→ What this task involves
Collect all the lines that mention the word "volume".

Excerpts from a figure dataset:
■ ■ ■ ■
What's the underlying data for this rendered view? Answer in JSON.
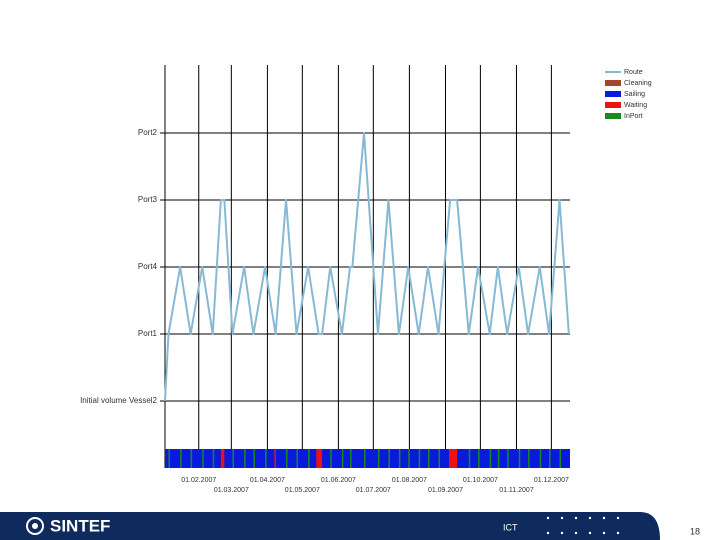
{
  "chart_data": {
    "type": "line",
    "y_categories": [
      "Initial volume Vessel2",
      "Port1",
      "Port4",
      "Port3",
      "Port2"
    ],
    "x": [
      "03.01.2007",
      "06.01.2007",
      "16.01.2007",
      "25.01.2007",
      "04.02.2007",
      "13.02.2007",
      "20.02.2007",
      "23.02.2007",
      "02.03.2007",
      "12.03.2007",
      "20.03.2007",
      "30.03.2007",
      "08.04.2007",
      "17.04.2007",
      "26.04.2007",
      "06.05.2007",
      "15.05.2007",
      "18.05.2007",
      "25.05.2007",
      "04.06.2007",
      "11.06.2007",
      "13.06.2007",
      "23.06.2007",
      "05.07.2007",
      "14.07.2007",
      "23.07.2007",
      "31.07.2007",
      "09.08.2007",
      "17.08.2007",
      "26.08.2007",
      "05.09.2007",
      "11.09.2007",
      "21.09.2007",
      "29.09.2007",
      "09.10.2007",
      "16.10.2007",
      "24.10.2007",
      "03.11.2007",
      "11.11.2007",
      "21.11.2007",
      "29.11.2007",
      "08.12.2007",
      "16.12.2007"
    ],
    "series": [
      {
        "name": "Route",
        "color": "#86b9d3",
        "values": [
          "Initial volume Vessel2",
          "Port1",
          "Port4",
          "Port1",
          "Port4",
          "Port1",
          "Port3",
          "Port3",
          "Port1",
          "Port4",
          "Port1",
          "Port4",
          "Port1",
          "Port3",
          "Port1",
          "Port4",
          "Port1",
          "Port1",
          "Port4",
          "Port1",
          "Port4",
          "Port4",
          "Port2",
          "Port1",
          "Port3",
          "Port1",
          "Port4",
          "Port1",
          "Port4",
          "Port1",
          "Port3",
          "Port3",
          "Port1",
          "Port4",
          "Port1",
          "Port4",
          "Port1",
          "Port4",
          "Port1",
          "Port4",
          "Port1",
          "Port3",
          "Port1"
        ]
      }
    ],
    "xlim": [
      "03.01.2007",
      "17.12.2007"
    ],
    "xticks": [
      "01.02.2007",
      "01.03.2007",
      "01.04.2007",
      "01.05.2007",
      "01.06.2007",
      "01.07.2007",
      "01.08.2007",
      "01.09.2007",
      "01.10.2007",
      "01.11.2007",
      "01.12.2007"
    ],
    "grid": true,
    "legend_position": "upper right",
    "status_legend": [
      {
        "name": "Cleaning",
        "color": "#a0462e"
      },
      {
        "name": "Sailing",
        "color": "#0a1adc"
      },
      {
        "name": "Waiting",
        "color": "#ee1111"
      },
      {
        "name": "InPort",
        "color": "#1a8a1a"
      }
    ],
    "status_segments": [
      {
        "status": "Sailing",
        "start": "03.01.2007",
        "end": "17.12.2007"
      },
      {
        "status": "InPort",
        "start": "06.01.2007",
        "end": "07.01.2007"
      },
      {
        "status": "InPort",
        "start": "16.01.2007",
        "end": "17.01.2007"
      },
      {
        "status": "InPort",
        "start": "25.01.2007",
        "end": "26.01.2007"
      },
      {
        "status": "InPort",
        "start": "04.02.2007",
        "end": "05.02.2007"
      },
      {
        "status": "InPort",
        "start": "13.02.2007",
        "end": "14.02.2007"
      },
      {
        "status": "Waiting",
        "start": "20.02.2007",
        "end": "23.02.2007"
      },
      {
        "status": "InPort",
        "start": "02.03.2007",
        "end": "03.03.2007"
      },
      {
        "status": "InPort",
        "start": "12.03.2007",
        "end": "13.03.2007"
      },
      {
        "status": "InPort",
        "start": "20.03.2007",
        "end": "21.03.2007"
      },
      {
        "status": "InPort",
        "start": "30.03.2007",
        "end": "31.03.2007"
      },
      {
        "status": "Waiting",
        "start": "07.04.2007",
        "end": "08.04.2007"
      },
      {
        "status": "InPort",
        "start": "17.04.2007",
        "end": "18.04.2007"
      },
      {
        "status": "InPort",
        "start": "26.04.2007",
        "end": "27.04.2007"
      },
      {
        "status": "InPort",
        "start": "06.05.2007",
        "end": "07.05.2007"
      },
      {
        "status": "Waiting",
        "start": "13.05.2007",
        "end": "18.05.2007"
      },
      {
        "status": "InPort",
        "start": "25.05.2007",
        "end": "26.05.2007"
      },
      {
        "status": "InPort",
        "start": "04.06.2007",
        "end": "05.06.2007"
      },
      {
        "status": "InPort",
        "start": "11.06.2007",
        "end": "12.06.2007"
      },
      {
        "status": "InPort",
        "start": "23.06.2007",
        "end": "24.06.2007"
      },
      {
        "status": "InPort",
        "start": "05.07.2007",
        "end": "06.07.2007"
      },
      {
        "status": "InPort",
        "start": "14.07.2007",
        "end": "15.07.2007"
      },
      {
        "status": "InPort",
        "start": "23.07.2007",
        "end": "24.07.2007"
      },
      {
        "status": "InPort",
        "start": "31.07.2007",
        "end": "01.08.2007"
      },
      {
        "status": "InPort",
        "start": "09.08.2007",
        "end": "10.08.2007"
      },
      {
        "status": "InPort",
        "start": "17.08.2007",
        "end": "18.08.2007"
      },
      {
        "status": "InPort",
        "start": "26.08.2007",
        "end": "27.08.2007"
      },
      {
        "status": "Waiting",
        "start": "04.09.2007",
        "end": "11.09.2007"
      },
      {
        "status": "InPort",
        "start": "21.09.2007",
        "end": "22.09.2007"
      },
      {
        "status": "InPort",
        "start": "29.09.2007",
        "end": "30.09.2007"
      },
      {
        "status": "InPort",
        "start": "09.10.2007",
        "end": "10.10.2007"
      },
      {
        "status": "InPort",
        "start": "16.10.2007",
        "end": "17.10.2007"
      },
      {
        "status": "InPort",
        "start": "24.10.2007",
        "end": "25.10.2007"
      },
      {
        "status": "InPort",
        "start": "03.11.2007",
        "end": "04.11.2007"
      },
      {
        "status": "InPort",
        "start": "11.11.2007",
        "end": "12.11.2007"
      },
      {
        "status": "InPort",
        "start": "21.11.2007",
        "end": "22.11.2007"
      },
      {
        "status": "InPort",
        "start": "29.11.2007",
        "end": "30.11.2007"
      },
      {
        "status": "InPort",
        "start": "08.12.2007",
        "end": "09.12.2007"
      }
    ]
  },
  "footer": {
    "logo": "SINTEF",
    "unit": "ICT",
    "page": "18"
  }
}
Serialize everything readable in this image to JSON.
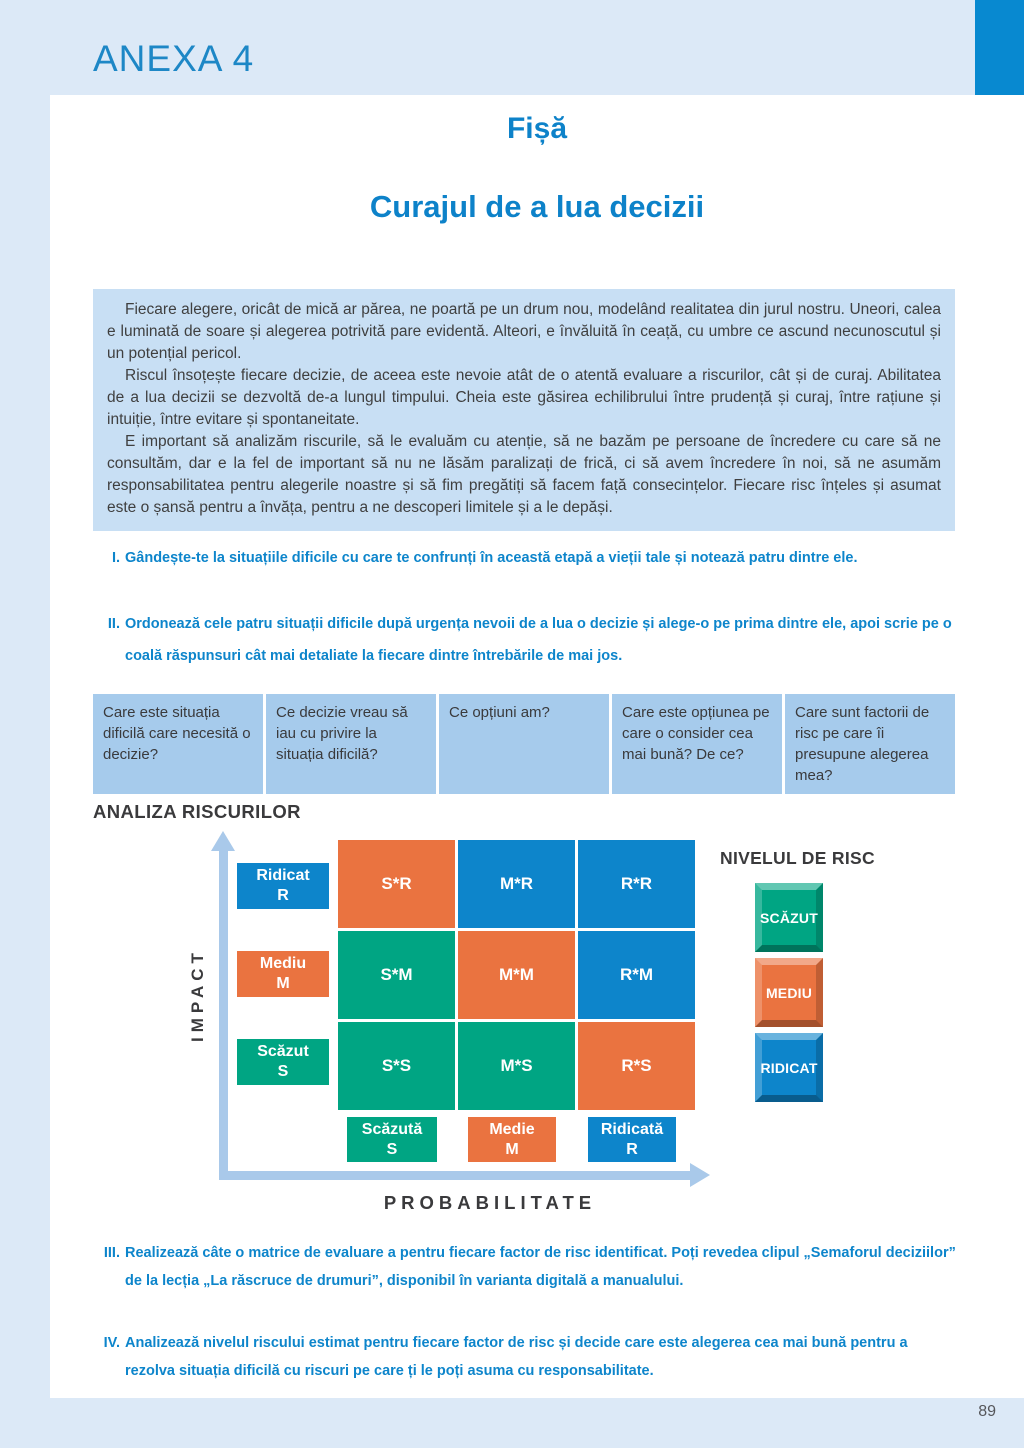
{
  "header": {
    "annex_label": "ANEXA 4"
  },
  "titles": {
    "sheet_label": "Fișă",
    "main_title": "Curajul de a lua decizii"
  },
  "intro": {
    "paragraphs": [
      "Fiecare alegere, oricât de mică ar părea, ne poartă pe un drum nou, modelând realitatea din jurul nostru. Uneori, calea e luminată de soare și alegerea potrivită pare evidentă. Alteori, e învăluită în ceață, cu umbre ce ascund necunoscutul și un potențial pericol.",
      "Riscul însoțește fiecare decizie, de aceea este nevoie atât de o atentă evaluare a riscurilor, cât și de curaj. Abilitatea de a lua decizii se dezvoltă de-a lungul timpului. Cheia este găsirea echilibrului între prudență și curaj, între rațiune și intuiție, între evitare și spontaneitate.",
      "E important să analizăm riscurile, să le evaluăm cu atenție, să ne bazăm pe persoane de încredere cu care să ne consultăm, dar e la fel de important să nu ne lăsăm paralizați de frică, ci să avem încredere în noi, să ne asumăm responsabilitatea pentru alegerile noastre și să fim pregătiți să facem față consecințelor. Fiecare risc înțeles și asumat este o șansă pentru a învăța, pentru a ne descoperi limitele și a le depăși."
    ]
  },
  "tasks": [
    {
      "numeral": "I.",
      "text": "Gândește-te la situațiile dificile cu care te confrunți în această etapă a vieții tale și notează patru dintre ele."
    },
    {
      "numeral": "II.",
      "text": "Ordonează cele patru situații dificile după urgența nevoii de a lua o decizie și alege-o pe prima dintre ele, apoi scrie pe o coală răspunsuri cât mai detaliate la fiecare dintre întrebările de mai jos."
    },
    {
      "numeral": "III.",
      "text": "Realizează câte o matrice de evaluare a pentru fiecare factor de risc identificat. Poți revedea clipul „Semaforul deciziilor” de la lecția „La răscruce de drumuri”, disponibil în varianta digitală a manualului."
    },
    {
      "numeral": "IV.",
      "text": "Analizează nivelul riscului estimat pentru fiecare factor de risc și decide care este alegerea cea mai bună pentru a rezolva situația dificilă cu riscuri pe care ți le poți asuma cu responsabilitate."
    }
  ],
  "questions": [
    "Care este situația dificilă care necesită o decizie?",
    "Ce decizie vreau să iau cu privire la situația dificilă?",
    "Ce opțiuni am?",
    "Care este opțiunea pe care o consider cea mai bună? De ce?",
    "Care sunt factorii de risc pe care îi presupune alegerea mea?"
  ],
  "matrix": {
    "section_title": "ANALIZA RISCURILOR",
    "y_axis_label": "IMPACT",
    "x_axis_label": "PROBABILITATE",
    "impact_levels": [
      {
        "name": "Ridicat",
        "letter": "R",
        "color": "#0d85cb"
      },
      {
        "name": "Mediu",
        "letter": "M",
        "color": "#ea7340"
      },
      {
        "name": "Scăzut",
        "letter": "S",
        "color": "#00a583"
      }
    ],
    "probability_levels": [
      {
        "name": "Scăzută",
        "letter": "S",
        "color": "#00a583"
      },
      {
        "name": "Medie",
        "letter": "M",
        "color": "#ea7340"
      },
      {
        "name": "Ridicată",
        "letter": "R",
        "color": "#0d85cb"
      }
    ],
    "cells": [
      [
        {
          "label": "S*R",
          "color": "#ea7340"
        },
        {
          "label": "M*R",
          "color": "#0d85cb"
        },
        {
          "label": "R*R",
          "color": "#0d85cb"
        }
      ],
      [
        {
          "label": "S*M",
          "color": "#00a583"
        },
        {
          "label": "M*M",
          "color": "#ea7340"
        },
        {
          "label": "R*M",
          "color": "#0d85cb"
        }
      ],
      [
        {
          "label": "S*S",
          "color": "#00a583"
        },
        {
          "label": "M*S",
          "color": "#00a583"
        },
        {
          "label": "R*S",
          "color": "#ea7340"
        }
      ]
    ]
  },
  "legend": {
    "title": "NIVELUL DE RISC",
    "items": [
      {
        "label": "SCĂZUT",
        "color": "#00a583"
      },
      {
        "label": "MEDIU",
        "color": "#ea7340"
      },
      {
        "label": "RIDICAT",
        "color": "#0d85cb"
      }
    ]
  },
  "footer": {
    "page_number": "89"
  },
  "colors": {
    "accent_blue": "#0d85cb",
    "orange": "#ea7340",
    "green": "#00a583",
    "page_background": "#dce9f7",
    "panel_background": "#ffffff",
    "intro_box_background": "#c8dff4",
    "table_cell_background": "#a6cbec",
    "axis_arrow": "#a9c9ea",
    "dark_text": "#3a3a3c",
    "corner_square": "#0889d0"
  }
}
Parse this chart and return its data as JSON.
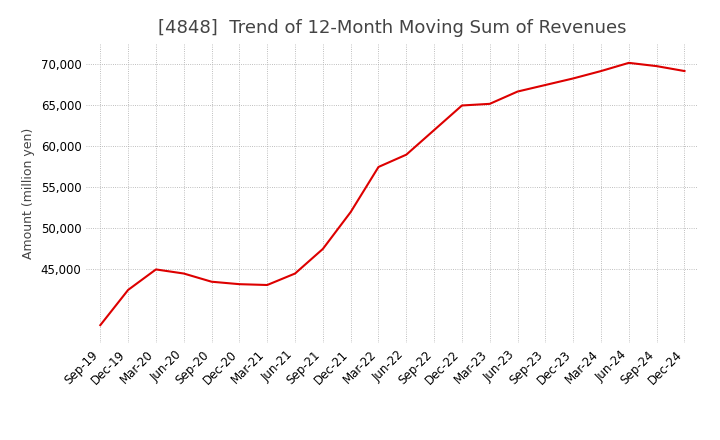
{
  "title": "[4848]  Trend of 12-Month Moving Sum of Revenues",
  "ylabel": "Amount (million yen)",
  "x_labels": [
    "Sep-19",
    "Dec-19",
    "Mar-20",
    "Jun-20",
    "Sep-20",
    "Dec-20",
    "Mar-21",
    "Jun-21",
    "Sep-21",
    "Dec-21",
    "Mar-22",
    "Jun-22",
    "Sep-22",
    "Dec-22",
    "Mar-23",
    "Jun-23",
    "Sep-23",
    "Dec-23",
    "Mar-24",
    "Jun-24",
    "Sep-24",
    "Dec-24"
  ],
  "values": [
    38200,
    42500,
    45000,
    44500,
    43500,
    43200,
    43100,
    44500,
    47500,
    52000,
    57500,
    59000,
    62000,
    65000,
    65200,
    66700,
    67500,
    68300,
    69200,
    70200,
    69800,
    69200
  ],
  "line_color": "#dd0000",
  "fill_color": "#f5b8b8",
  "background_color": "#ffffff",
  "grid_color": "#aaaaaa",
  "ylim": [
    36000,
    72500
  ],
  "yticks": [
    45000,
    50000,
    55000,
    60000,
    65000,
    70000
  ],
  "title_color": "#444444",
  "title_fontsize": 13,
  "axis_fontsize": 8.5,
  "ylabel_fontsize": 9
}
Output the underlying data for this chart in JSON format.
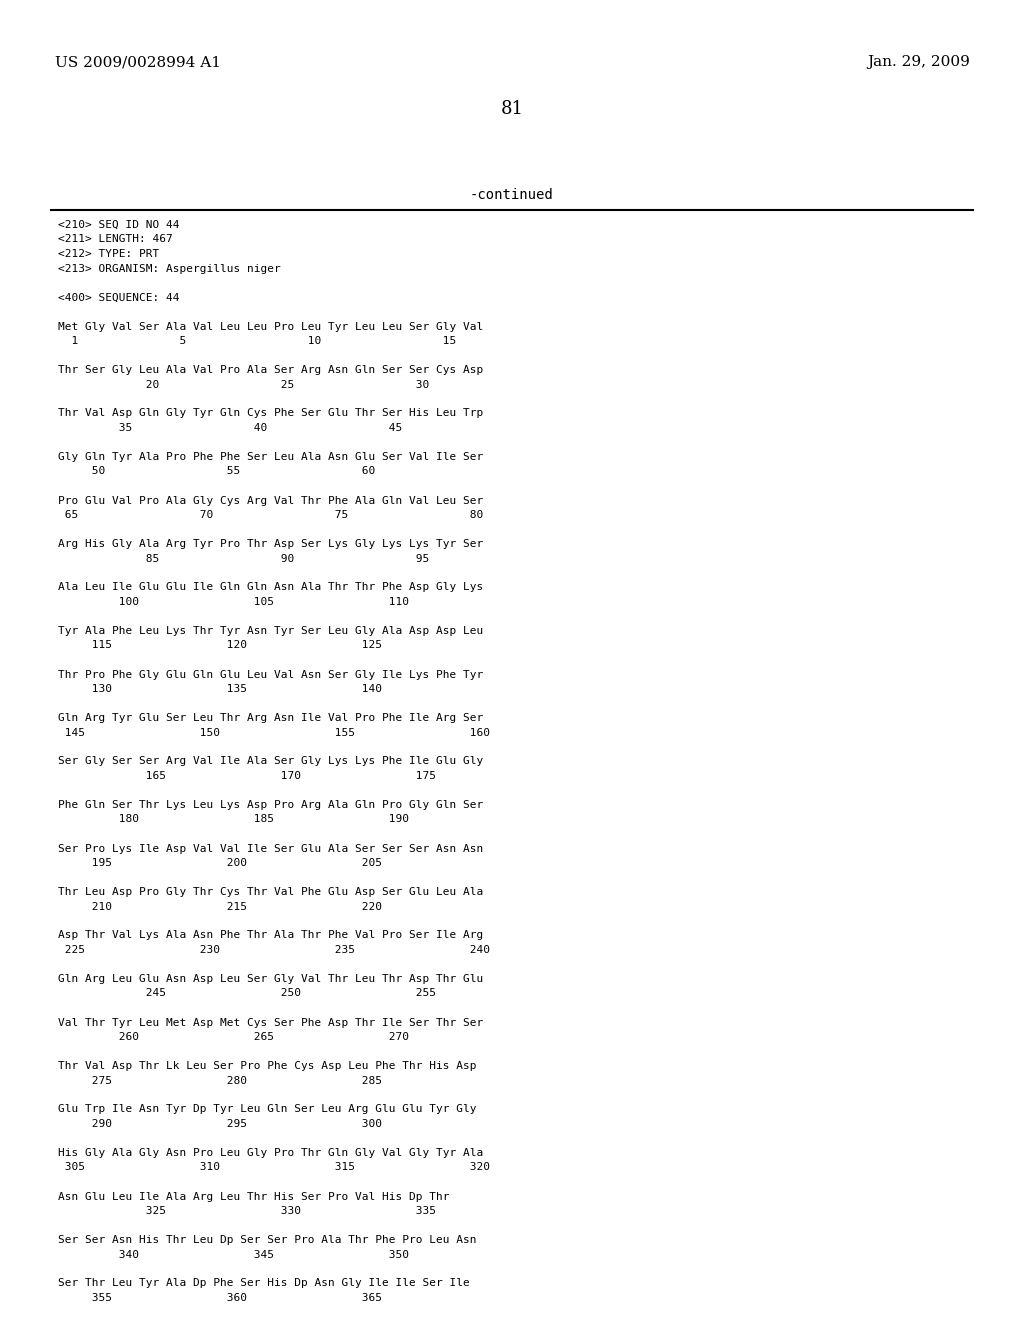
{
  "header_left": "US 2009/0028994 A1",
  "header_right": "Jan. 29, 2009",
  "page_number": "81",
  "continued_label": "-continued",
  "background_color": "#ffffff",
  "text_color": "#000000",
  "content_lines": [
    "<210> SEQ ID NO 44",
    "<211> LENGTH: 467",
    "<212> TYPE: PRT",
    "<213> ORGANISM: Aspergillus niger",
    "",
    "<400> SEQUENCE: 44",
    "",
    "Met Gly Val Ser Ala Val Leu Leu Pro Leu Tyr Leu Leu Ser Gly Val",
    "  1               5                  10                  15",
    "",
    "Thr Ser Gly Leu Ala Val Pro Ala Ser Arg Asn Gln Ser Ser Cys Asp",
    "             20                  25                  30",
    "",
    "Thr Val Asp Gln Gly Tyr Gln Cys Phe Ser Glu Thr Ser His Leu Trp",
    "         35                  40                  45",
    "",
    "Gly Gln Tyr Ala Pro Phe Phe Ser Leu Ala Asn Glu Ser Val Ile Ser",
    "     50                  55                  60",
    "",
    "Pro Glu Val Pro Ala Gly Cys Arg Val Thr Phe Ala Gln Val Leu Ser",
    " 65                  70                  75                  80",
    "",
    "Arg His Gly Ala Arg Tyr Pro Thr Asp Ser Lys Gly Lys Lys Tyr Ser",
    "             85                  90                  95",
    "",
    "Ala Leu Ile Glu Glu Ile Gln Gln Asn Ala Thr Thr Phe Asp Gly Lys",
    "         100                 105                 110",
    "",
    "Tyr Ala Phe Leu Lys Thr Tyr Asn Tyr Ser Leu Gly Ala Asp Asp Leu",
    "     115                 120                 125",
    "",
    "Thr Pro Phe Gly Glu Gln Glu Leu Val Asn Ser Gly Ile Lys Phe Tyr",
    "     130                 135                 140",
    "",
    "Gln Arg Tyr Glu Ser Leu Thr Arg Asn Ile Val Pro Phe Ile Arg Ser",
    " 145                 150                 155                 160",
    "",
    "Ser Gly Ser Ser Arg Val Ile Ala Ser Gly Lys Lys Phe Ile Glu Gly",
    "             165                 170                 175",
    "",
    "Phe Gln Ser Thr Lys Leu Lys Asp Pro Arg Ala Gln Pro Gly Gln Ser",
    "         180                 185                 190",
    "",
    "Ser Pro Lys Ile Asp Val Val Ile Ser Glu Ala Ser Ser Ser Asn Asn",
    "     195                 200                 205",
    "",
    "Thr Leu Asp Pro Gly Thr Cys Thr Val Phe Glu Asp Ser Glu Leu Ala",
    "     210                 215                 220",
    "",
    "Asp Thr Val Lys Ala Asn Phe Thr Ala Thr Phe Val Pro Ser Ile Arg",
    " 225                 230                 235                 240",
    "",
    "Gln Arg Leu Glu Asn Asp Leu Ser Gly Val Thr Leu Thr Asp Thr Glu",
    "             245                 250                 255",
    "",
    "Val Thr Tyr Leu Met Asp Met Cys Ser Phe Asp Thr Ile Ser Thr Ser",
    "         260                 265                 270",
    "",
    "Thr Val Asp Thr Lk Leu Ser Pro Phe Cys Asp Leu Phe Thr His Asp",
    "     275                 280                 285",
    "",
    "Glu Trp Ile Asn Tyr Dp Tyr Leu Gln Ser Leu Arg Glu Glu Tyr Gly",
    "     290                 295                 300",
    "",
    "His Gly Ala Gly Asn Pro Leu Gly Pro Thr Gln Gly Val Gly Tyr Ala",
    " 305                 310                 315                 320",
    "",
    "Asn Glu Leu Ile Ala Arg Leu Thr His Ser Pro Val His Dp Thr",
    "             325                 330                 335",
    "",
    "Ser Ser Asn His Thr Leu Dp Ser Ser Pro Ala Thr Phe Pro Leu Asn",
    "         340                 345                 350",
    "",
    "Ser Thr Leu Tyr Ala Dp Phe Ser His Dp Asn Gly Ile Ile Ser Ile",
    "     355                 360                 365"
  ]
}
■ ■ ■ ■
→ Answer to the exercise
      "Initial volume Vessel2",
          "Initial volume Vessel2",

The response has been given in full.